#### Excerpt from a dataset:
>> Start

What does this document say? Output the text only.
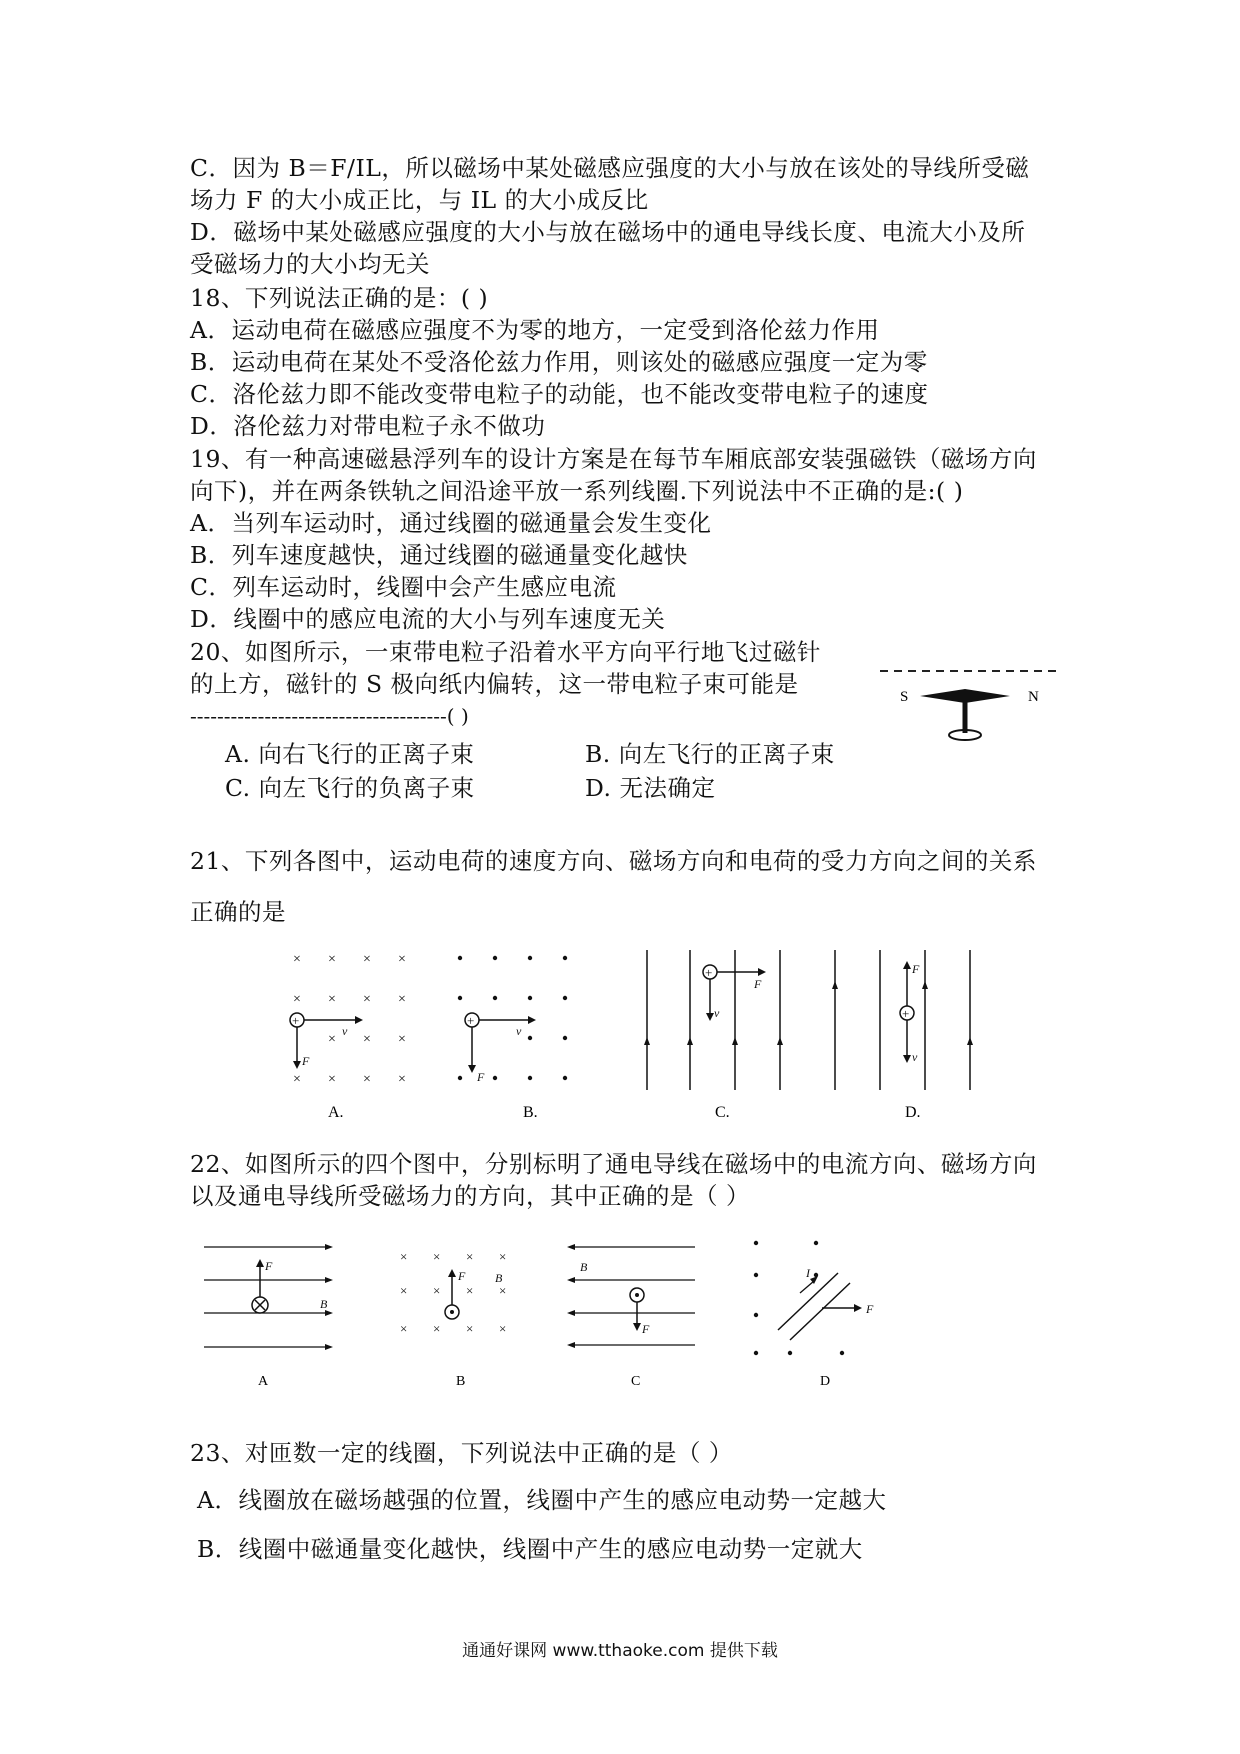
C．因为 B＝F/IL，所以磁场中某处磁感应强度的大小与放在该处的导线所受磁
场力 F 的大小成正比，与 IL 的大小成反比
D．磁场中某处磁感应强度的大小与放在磁场中的通电导线长度、电流大小及所
受磁场力的大小均无关
18、下列说法正确的是：( )
A．运动电荷在磁感应强度不为零的地方，一定受到洛伦兹力作用
B．运动电荷在某处不受洛伦兹力作用，则该处的磁感应强度一定为零
C．洛伦兹力即不能改变带电粒子的动能，也不能改变带电粒子的速度
D．洛伦兹力对带电粒子永不做功
19、有一种高速磁悬浮列车的设计方案是在每节车厢底部安装强磁铁（磁场方向
向下)，并在两条铁轨之间沿途平放一系列线圈.下列说法中不正确的是:( )
A．当列车运动时，通过线圈的磁通量会发生变化
B．列车速度越快，通过线圈的磁通量变化越快
C．列车运动时，线圈中会产生感应电流
D．线圈中的感应电流的大小与列车速度无关
20、如图所示，一束带电粒子沿着水平方向平行地飞过磁针
的上方，磁针的 S 极向纸内偏转，这一带电粒子束可能是
--------------------------------------( )
A. 向右飞行的正离子束	B. 向左飞行的正离子束
C. 向左飞行的负离子束	D. 无法确定
S	N
21、下列各图中，运动电荷的速度方向、磁场方向和电荷的受力方向之间的关系
正确的是
× × × ×
× × × ×
× × ×
× × × ×
+
v
F
A.
+
v
F
B.
+
F
v
C.
+
F
v
D.
22、如图所示的四个图中，分别标明了通电导线在磁场中的电流方向、磁场方向
以及通电导线所受磁场力的方向，其中正确的是（ ）
F
B
A
× × × ×
× × × ×
× × × ×
F B
B
B
F
C
I
F
D
23、对匝数一定的线圈，下列说法中正确的是（ ）
A．线圈放在磁场越强的位置，线圈中产生的感应电动势一定越大
B．线圈中磁通量变化越快，线圈中产生的感应电动势一定就大
通通好课网 www.tthaoke.com 提供下载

>> End

#### Requirement:
All the lines above are to be given again exactly as they read, with the pictures removed.

#### Reply to the exercise:
What does this document say? Output the text only.
C．因为 B＝F/IL，所以磁场中某处磁感应强度的大小与放在该处的导线所受磁
场力 F 的大小成正比，与 IL 的大小成反比
D．磁场中某处磁感应强度的大小与放在磁场中的通电导线长度、电流大小及所
受磁场力的大小均无关
18、下列说法正确的是：( )
A．运动电荷在磁感应强度不为零的地方，一定受到洛伦兹力作用
B．运动电荷在某处不受洛伦兹力作用，则该处的磁感应强度一定为零
C．洛伦兹力即不能改变带电粒子的动能，也不能改变带电粒子的速度
D．洛伦兹力对带电粒子永不做功
19、有一种高速磁悬浮列车的设计方案是在每节车厢底部安装强磁铁（磁场方向
向下)，并在两条铁轨之间沿途平放一系列线圈.下列说法中不正确的是:( )
A．当列车运动时，通过线圈的磁通量会发生变化
B．列车速度越快，通过线圈的磁通量变化越快
C．列车运动时，线圈中会产生感应电流
D．线圈中的感应电流的大小与列车速度无关
20、如图所示，一束带电粒子沿着水平方向平行地飞过磁针
的上方，磁针的 S 极向纸内偏转，这一带电粒子束可能是
--------------------------------------( )
A. 向右飞行的正离子束	B. 向左飞行的正离子束
C. 向左飞行的负离子束	D. 无法确定
S	N
21、下列各图中，运动电荷的速度方向、磁场方向和电荷的受力方向之间的关系
正确的是
× × × ×
× × × ×
× × ×
× × × ×
+
v
F
A.
+
v
F
B.
+
F
v
C.
+
F
v
D.
22、如图所示的四个图中，分别标明了通电导线在磁场中的电流方向、磁场方向
以及通电导线所受磁场力的方向，其中正确的是（ ）
F
B
A
× × × ×
× × × ×
× × × ×
F B
B
B
F
C
I
F
D
23、对匝数一定的线圈，下列说法中正确的是（ ）
A．线圈放在磁场越强的位置，线圈中产生的感应电动势一定越大
B．线圈中磁通量变化越快，线圈中产生的感应电动势一定就大
通通好课网 www.tthaoke.com 提供下载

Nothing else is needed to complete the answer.